What is expected ::
Repeat the material below exactly, line for line.

[Stored data]
++++++++
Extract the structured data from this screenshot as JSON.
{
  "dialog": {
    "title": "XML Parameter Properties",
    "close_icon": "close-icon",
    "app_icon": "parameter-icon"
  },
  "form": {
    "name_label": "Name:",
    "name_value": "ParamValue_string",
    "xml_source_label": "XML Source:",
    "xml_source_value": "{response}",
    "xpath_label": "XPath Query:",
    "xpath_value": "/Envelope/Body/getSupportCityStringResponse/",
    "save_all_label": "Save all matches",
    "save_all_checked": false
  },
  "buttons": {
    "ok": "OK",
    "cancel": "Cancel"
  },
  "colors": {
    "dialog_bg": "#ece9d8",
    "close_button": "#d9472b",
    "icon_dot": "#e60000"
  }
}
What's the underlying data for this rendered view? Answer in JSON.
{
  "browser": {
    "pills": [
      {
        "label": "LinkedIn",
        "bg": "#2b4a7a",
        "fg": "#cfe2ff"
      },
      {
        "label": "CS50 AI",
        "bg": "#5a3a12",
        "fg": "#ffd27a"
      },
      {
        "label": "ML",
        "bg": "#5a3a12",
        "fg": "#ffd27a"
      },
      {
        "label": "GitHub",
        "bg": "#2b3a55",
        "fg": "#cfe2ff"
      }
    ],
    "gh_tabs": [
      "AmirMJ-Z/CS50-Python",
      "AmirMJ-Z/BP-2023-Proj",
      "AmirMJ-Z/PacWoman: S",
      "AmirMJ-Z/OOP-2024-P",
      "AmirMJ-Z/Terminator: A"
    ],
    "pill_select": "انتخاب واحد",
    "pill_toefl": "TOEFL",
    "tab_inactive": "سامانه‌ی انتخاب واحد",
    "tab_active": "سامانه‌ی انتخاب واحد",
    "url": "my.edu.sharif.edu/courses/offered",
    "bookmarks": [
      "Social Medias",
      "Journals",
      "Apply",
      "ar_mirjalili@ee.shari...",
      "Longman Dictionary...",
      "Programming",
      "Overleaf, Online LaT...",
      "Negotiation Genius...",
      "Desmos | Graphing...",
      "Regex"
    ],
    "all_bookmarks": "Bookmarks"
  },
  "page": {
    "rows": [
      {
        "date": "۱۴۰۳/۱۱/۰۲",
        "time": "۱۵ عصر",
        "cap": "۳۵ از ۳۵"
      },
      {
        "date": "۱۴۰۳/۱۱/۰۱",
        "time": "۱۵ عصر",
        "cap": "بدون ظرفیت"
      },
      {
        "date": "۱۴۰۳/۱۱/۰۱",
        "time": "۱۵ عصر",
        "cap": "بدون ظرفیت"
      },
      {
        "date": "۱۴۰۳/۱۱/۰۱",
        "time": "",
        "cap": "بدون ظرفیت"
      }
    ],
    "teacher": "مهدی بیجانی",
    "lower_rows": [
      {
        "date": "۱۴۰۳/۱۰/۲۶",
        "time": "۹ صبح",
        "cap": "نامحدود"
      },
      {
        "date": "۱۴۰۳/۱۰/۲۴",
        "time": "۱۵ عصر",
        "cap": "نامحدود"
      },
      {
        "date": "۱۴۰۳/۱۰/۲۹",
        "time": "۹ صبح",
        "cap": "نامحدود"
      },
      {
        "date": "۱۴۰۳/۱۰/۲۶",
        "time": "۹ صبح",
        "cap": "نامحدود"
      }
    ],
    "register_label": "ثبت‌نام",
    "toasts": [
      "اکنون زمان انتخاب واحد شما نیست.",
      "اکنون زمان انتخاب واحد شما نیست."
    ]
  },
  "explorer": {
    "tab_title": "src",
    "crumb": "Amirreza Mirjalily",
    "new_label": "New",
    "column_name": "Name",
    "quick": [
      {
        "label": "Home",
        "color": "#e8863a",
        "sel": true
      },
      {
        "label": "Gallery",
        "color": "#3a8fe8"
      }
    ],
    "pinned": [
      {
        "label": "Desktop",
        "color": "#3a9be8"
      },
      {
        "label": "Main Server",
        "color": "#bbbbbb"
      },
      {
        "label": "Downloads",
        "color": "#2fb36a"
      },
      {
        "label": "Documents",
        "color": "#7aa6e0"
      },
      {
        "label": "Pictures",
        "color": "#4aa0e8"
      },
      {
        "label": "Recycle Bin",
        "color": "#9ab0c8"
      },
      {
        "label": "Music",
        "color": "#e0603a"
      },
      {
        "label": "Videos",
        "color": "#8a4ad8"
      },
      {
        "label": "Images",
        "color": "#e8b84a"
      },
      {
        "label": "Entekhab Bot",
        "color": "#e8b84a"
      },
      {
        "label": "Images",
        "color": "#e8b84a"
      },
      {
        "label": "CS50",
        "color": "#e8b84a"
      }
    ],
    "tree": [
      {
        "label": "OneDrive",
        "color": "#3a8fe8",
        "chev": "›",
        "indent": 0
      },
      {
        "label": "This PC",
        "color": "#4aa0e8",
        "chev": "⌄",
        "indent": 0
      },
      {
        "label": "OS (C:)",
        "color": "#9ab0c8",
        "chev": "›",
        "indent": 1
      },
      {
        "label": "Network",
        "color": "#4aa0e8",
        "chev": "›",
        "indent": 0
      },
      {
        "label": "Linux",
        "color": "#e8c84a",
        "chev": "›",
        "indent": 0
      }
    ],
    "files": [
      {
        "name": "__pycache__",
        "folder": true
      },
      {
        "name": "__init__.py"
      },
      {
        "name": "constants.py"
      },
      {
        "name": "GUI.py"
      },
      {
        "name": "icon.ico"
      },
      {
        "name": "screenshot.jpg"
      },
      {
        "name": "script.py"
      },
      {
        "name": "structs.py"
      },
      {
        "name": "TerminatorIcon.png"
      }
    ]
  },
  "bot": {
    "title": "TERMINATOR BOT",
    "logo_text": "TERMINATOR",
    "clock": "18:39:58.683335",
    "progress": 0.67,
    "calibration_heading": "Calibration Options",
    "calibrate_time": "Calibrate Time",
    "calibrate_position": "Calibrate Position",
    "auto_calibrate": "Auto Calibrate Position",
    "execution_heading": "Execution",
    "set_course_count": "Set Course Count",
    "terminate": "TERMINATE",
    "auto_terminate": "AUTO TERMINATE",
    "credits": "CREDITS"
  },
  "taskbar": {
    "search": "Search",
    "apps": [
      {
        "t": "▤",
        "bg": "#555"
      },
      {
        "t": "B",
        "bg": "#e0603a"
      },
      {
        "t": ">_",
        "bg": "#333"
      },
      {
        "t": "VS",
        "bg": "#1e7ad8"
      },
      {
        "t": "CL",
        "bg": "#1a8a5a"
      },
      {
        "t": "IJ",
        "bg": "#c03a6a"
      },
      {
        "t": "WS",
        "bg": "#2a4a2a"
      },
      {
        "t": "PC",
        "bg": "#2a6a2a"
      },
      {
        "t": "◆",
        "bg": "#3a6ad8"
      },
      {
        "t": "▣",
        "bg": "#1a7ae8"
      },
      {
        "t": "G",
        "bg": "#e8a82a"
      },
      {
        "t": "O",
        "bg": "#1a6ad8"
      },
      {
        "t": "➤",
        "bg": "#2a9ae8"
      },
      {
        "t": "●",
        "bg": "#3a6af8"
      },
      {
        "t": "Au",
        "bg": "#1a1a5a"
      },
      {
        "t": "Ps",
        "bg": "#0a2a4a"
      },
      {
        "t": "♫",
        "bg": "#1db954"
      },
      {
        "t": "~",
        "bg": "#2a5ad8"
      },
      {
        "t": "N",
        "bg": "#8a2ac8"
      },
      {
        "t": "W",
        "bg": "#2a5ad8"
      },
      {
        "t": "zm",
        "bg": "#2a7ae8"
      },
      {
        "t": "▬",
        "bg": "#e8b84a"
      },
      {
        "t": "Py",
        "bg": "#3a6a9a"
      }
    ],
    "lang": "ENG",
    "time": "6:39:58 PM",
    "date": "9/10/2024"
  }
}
++++++++
Task solution ::
Extract the structured data from this screenshot as JSON.
{
  "dialog": {
    "title": "XML Parameter Properties",
    "close_icon": "close-icon",
    "app_icon": "parameter-icon"
  },
  "form": {
    "name_label": "Name:",
    "name_value": "ParamValue_string",
    "xml_source_label": "XML Source:",
    "xml_source_value": "{response}",
    "xpath_label": "XPath Query:",
    "xpath_value": "/Envelope/Body/getSupportCityStringResponse/",
    "save_all_label": "Save all matches",
    "save_all_checked": false
  },
  "buttons": {
    "ok": "OK",
    "cancel": "Cancel"
  },
  "colors": {
    "dialog_bg": "#ece9d8",
    "close_button": "#d9472b",
    "icon_dot": "#e60000"
  }
}
What's the underlying data for this rendered view? Answer in JSON.
{
  "browser": {
    "pills": [
      {
        "label": "LinkedIn",
        "bg": "#2b4a7a",
        "fg": "#cfe2ff"
      },
      {
        "label": "CS50 AI",
        "bg": "#5a3a12",
        "fg": "#ffd27a"
      },
      {
        "label": "ML",
        "bg": "#5a3a12",
        "fg": "#ffd27a"
      },
      {
        "label": "GitHub",
        "bg": "#2b3a55",
        "fg": "#cfe2ff"
      }
    ],
    "gh_tabs": [
      "AmirMJ-Z/CS50-Python",
      "AmirMJ-Z/BP-2023-Proj",
      "AmirMJ-Z/PacWoman: S",
      "AmirMJ-Z/OOP-2024-P",
      "AmirMJ-Z/Terminator: A"
    ],
    "pill_select": "انتخاب واحد",
    "pill_toefl": "TOEFL",
    "tab_inactive": "سامانه‌ی انتخاب واحد",
    "tab_active": "سامانه‌ی انتخاب واحد",
    "url": "my.edu.sharif.edu/courses/offered",
    "bookmarks": [
      "Social Medias",
      "Journals",
      "Apply",
      "ar_mirjalili@ee.shari...",
      "Longman Dictionary...",
      "Programming",
      "Overleaf, Online LaT...",
      "Negotiation Genius...",
      "Desmos | Graphing...",
      "Regex"
    ],
    "all_bookmarks": "Bookmarks"
  },
  "page": {
    "rows": [
      {
        "date": "۱۴۰۳/۱۱/۰۲",
        "time": "۱۵ عصر",
        "cap": "۳۵ از ۳۵"
      },
      {
        "date": "۱۴۰۳/۱۱/۰۱",
        "time": "۱۵ عصر",
        "cap": "بدون ظرفیت"
      },
      {
        "date": "۱۴۰۳/۱۱/۰۱",
        "time": "۱۵ عصر",
        "cap": "بدون ظرفیت"
      },
      {
        "date": "۱۴۰۳/۱۱/۰۱",
        "time": "",
        "cap": "بدون ظرفیت"
      }
    ],
    "teacher": "مهدی بیجانی",
    "lower_rows": [
      {
        "date": "۱۴۰۳/۱۰/۲۶",
        "time": "۹ صبح",
        "cap": "نامحدود"
      },
      {
        "date": "۱۴۰۳/۱۰/۲۴",
        "time": "۱۵ عصر",
        "cap": "نامحدود"
      },
      {
        "date": "۱۴۰۳/۱۰/۲۹",
        "time": "۹ صبح",
        "cap": "نامحدود"
      },
      {
        "date": "۱۴۰۳/۱۰/۲۶",
        "time": "۹ صبح",
        "cap": "نامحدود"
      }
    ],
    "register_label": "ثبت‌نام",
    "toasts": [
      "اکنون زمان انتخاب واحد شما نیست.",
      "اکنون زمان انتخاب واحد شما نیست."
    ]
  },
  "explorer": {
    "tab_title": "src",
    "crumb": "Amirreza Mirjalily",
    "new_label": "New",
    "column_name": "Name",
    "quick": [
      {
        "label": "Home",
        "color": "#e8863a",
        "sel": true
      },
      {
        "label": "Gallery",
        "color": "#3a8fe8"
      }
    ],
    "pinned": [
      {
        "label": "Desktop",
        "color": "#3a9be8"
      },
      {
        "label": "Main Server",
        "color": "#bbbbbb"
      },
      {
        "label": "Downloads",
        "color": "#2fb36a"
      },
      {
        "label": "Documents",
        "color": "#7aa6e0"
      },
      {
        "label": "Pictures",
        "color": "#4aa0e8"
      },
      {
        "label": "Recycle Bin",
        "color": "#9ab0c8"
      },
      {
        "label": "Music",
        "color": "#e0603a"
      },
      {
        "label": "Videos",
        "color": "#8a4ad8"
      },
      {
        "label": "Images",
        "color": "#e8b84a"
      },
      {
        "label": "Entekhab Bot",
        "color": "#e8b84a"
      },
      {
        "label": "Images",
        "color": "#e8b84a"
      },
      {
        "label": "CS50",
        "color": "#e8b84a"
      }
    ],
    "tree": [
      {
        "label": "OneDrive",
        "color": "#3a8fe8",
        "chev": "›",
        "indent": 0
      },
      {
        "label": "This PC",
        "color": "#4aa0e8",
        "chev": "⌄",
        "indent": 0
      },
      {
        "label": "OS (C:)",
        "color": "#9ab0c8",
        "chev": "›",
        "indent": 1
      },
      {
        "label": "Network",
        "color": "#4aa0e8",
        "chev": "›",
        "indent": 0
      },
      {
        "label": "Linux",
        "color": "#e8c84a",
        "chev": "›",
        "indent": 0
      }
    ],
    "files": [
      {
        "name": "__pycache__",
        "folder": true
      },
      {
        "name": "__init__.py"
      },
      {
        "name": "constants.py"
      },
      {
        "name": "GUI.py"
      },
      {
        "name": "icon.ico"
      },
      {
        "name": "screenshot.jpg"
      },
      {
        "name": "script.py"
      },
      {
        "name": "structs.py"
      },
      {
        "name": "TerminatorIcon.png"
      }
    ]
  },
  "bot": {
    "title": "TERMINATOR BOT",
    "logo_text": "TERMINATOR",
    "clock": "18:39:58.683335",
    "progress": 0.67,
    "calibration_heading": "Calibration Options",
    "calibrate_time": "Calibrate Time",
    "calibrate_position": "Calibrate Position",
    "auto_calibrate": "Auto Calibrate Position",
    "execution_heading": "Execution",
    "set_course_count": "Set Course Count",
    "terminate": "TERMINATE",
    "auto_terminate": "AUTO TERMINATE",
    "credits": "CREDITS"
  },
  "taskbar": {
    "search": "Search",
    "apps": [
      {
        "t": "▤",
        "bg": "#555"
      },
      {
        "t": "B",
        "bg": "#e0603a"
      },
      {
        "t": ">_",
        "bg": "#333"
      },
      {
        "t": "VS",
        "bg": "#1e7ad8"
      },
      {
        "t": "CL",
        "bg": "#1a8a5a"
      },
      {
        "t": "IJ",
        "bg": "#c03a6a"
      },
      {
        "t": "WS",
        "bg": "#2a4a2a"
      },
      {
        "t": "PC",
        "bg": "#2a6a2a"
      },
      {
        "t": "◆",
        "bg": "#3a6ad8"
      },
      {
        "t": "▣",
        "bg": "#1a7ae8"
      },
      {
        "t": "G",
        "bg": "#e8a82a"
      },
      {
        "t": "O",
        "bg": "#1a6ad8"
      },
      {
        "t": "➤",
        "bg": "#2a9ae8"
      },
      {
        "t": "●",
        "bg": "#3a6af8"
      },
      {
        "t": "Au",
        "bg": "#1a1a5a"
      },
      {
        "t": "Ps",
        "bg": "#0a2a4a"
      },
      {
        "t": "♫",
        "bg": "#1db954"
      },
      {
        "t": "~",
        "bg": "#2a5ad8"
      },
      {
        "t": "N",
        "bg": "#8a2ac8"
      },
      {
        "t": "W",
        "bg": "#2a5ad8"
      },
      {
        "t": "zm",
        "bg": "#2a7ae8"
      },
      {
        "t": "▬",
        "bg": "#e8b84a"
      },
      {
        "t": "Py",
        "bg": "#3a6a9a"
      }
    ],
    "lang": "ENG",
    "time": "6:39:58 PM",
    "date": "9/10/2024"
  }
}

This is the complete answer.